▶ _Exercise aim_: Skip the pictures. Copy all the rest of the records down exactly.

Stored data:
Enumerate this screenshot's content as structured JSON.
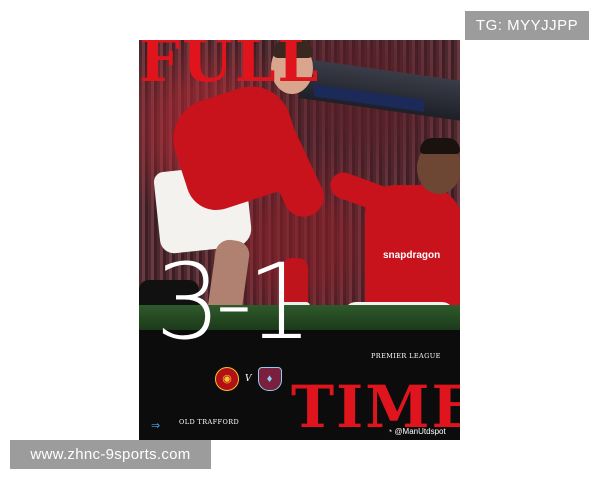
{
  "overlay": {
    "tg_label": "TG: MYYJJPP",
    "site_url": "www.zhnc-9sports.com"
  },
  "poster": {
    "title_top": "FULL",
    "title_bottom": "TIME",
    "score": "3-1",
    "competition": "PREMIER LEAGUE",
    "versus": "V",
    "venue": "OLD TRAFFORD",
    "social_handle": "@ManUtdspot",
    "sponsor": "snapdragon",
    "icons": {
      "home_crest": "manchester-united-crest-icon",
      "away_crest": "aston-villa-crest-icon",
      "exit": "exit-icon",
      "weibo": "weibo-icon"
    },
    "colors": {
      "accent_red": "#e0141c",
      "panel": "#0c0c0c",
      "badge_gray": "#9c9c9c"
    }
  }
}
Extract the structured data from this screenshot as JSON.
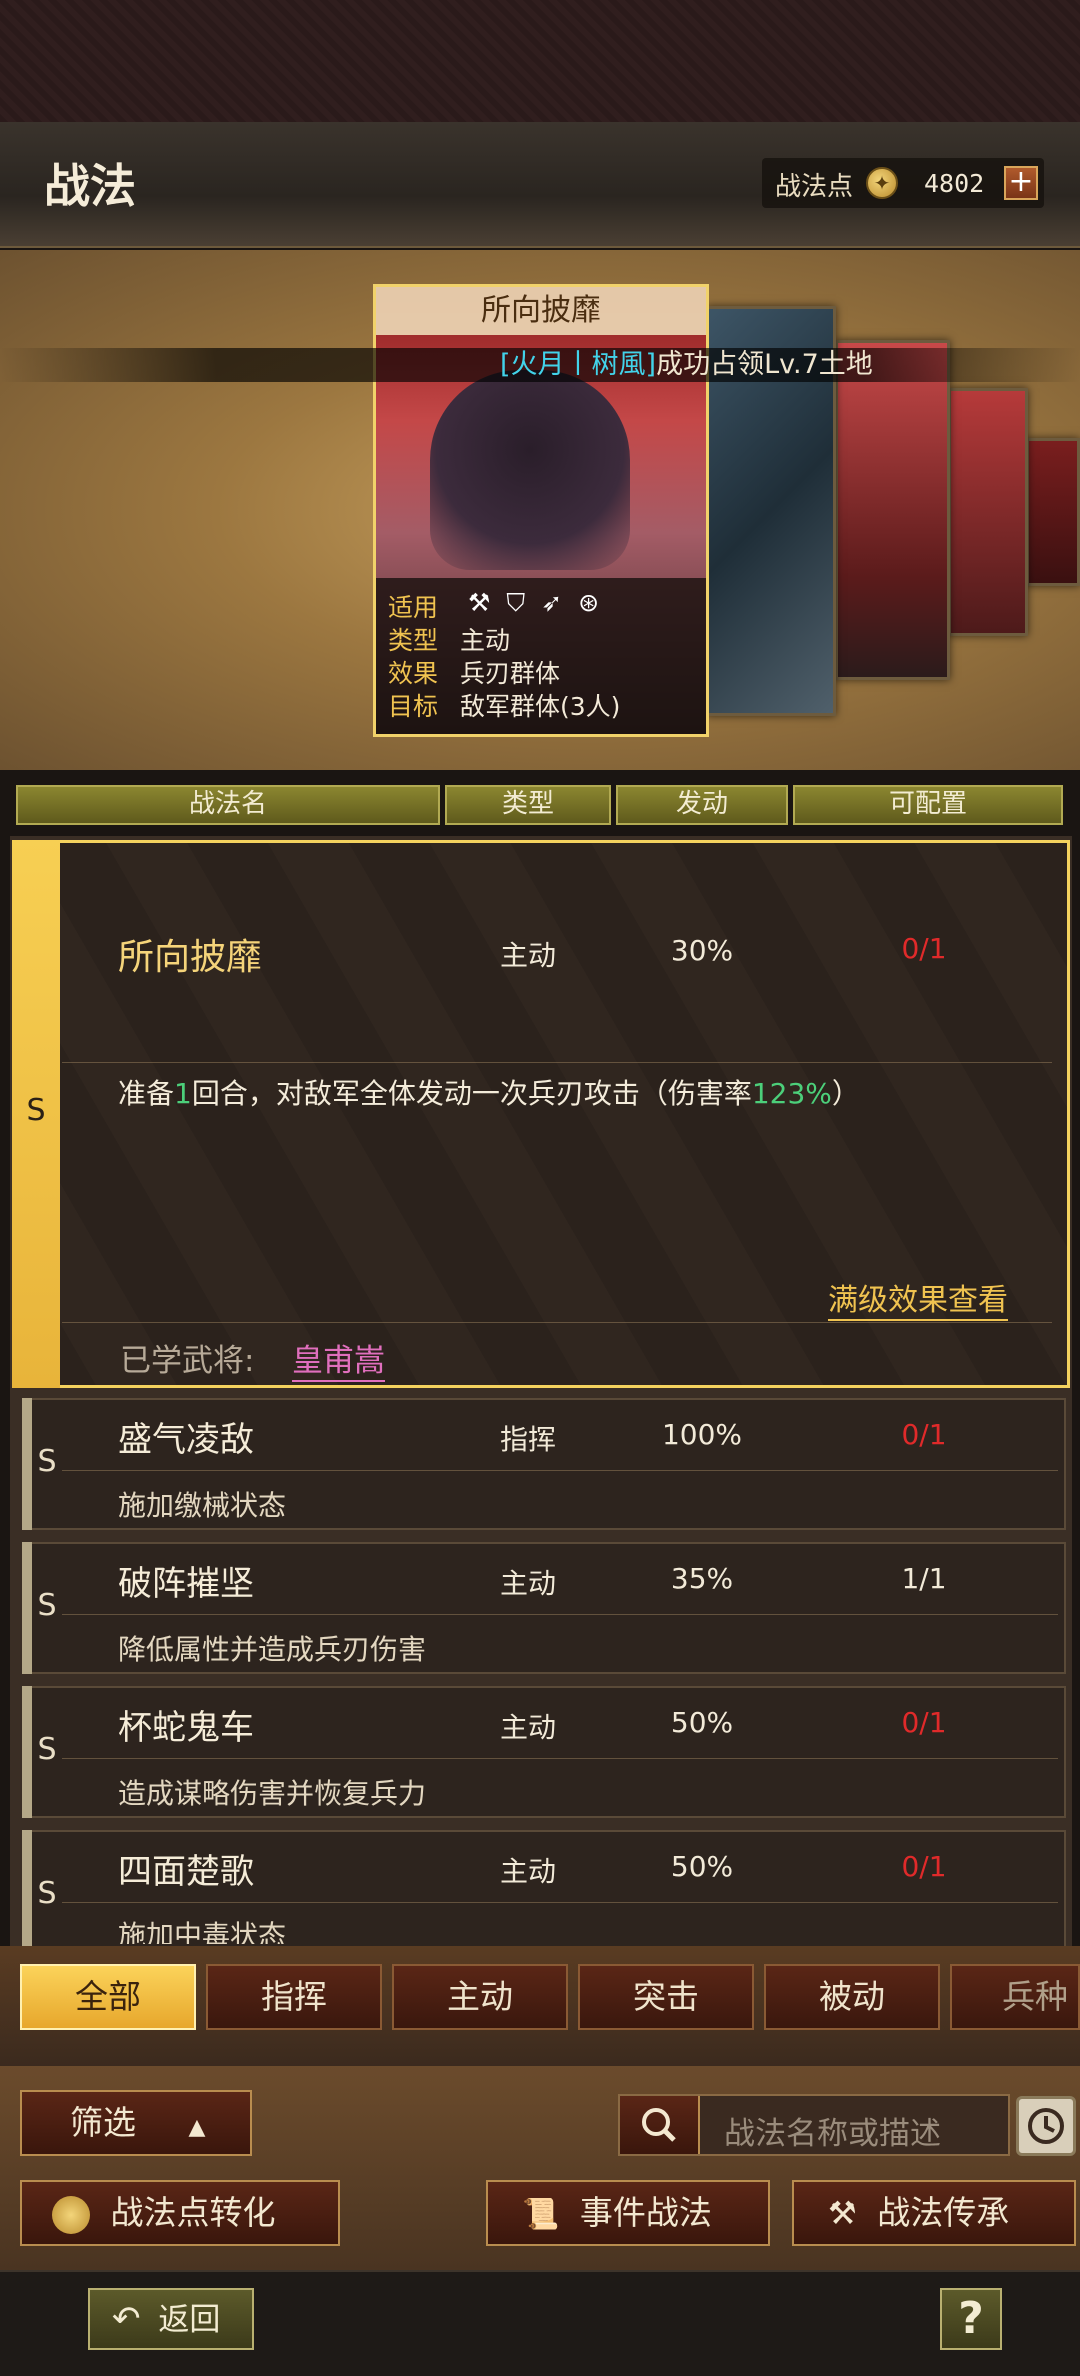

▶ _Solved problem_:
Enumerate this screenshot's content as structured JSON.
{
  "overlay": {
    "tg_label": "TG: MYYJJPP",
    "site_url": "www.zhnc-9sports.com"
  },
  "poster": {
    "title_top": "FULL",
    "title_bottom": "TIME",
    "score": "3-1",
    "competition": "PREMIER LEAGUE",
    "versus": "V",
    "venue": "OLD TRAFFORD",
    "social_handle": "@ManUtdspot",
    "sponsor": "snapdragon",
    "icons": {
      "home_crest": "manchester-united-crest-icon",
      "away_crest": "aston-villa-crest-icon",
      "exit": "exit-icon",
      "weibo": "weibo-icon"
    },
    "colors": {
      "accent_red": "#e0141c",
      "panel": "#0c0c0c",
      "badge_gray": "#9c9c9c"
    }
  }
}
Extract the structured data from this screenshot as JSON.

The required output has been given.